━━ Supplied data ━━

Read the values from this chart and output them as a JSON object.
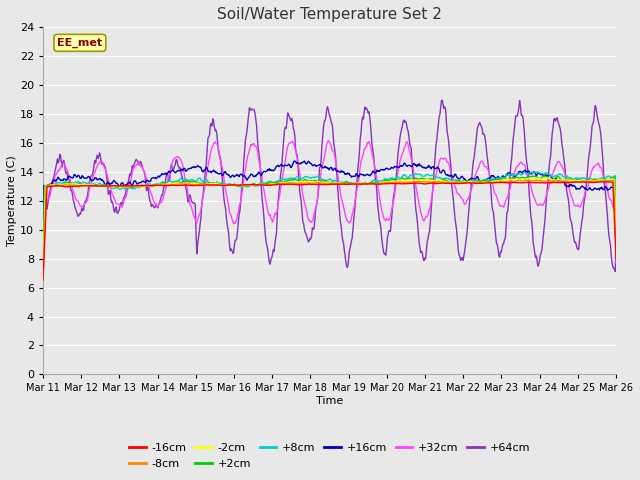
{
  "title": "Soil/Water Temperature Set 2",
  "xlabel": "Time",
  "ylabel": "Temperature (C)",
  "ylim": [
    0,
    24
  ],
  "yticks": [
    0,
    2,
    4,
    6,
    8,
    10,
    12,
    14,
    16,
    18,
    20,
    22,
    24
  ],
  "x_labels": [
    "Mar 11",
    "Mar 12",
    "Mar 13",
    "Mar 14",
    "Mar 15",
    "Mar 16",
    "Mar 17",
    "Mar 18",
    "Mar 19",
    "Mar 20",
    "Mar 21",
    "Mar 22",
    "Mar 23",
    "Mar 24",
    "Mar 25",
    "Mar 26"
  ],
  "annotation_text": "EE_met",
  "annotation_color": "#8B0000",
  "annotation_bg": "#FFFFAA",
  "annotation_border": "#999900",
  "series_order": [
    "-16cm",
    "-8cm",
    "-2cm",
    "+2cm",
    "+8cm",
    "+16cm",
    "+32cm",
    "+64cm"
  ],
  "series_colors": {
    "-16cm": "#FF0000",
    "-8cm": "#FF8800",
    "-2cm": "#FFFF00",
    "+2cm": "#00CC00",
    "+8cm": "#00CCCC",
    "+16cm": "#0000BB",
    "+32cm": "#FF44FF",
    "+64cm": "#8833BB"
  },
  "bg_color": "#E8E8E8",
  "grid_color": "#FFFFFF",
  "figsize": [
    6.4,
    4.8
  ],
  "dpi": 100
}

━━━

● Task details
Give the data again exactly as written, with all pictures left out.

● Solution to the problem
Read the values from this chart and output them as a JSON object.
{
  "title": "Soil/Water Temperature Set 2",
  "xlabel": "Time",
  "ylabel": "Temperature (C)",
  "ylim": [
    0,
    24
  ],
  "yticks": [
    0,
    2,
    4,
    6,
    8,
    10,
    12,
    14,
    16,
    18,
    20,
    22,
    24
  ],
  "x_labels": [
    "Mar 11",
    "Mar 12",
    "Mar 13",
    "Mar 14",
    "Mar 15",
    "Mar 16",
    "Mar 17",
    "Mar 18",
    "Mar 19",
    "Mar 20",
    "Mar 21",
    "Mar 22",
    "Mar 23",
    "Mar 24",
    "Mar 25",
    "Mar 26"
  ],
  "annotation_text": "EE_met",
  "annotation_color": "#8B0000",
  "annotation_bg": "#FFFFAA",
  "annotation_border": "#999900",
  "series_order": [
    "-16cm",
    "-8cm",
    "-2cm",
    "+2cm",
    "+8cm",
    "+16cm",
    "+32cm",
    "+64cm"
  ],
  "series_colors": {
    "-16cm": "#FF0000",
    "-8cm": "#FF8800",
    "-2cm": "#FFFF00",
    "+2cm": "#00CC00",
    "+8cm": "#00CCCC",
    "+16cm": "#0000BB",
    "+32cm": "#FF44FF",
    "+64cm": "#8833BB"
  },
  "bg_color": "#E8E8E8",
  "grid_color": "#FFFFFF",
  "figsize": [
    6.4,
    4.8
  ],
  "dpi": 100
}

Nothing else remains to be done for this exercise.